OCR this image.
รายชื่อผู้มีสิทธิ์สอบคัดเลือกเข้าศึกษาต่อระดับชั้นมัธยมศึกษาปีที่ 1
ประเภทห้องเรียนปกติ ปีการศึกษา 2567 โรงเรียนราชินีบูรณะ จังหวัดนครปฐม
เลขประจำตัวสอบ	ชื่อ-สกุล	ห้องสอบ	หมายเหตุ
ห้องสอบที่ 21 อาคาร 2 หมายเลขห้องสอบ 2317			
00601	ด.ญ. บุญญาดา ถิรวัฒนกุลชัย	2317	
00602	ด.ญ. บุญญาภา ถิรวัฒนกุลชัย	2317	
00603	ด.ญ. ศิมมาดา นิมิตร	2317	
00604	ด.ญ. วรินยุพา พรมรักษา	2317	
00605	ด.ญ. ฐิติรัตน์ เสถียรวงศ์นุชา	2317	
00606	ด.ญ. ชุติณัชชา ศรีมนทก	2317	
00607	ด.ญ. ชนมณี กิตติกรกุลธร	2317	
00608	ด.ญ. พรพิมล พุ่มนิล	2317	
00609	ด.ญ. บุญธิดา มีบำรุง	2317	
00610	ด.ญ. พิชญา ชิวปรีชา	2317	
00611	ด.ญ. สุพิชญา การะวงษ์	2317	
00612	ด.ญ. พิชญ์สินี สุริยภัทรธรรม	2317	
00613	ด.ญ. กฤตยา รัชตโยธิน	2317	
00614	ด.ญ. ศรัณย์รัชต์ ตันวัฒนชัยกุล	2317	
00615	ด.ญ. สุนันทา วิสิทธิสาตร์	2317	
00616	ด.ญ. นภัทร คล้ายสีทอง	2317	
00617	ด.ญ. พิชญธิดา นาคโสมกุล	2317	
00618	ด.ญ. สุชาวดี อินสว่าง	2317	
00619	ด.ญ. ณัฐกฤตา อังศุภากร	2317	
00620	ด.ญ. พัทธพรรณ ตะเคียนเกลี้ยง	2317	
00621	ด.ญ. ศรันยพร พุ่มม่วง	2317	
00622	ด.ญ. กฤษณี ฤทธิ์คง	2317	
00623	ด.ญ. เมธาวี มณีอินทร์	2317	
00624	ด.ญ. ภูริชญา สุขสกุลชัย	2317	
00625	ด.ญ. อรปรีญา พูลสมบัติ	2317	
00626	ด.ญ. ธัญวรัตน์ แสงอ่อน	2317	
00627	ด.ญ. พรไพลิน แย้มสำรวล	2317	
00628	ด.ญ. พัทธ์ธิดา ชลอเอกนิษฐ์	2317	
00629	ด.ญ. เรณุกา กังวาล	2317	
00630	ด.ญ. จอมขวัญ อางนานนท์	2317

### What the task requires
Identify the lines in the records above that contain the word "องสอบ", then state how many there are and nothing more.

### Answer to this problem
2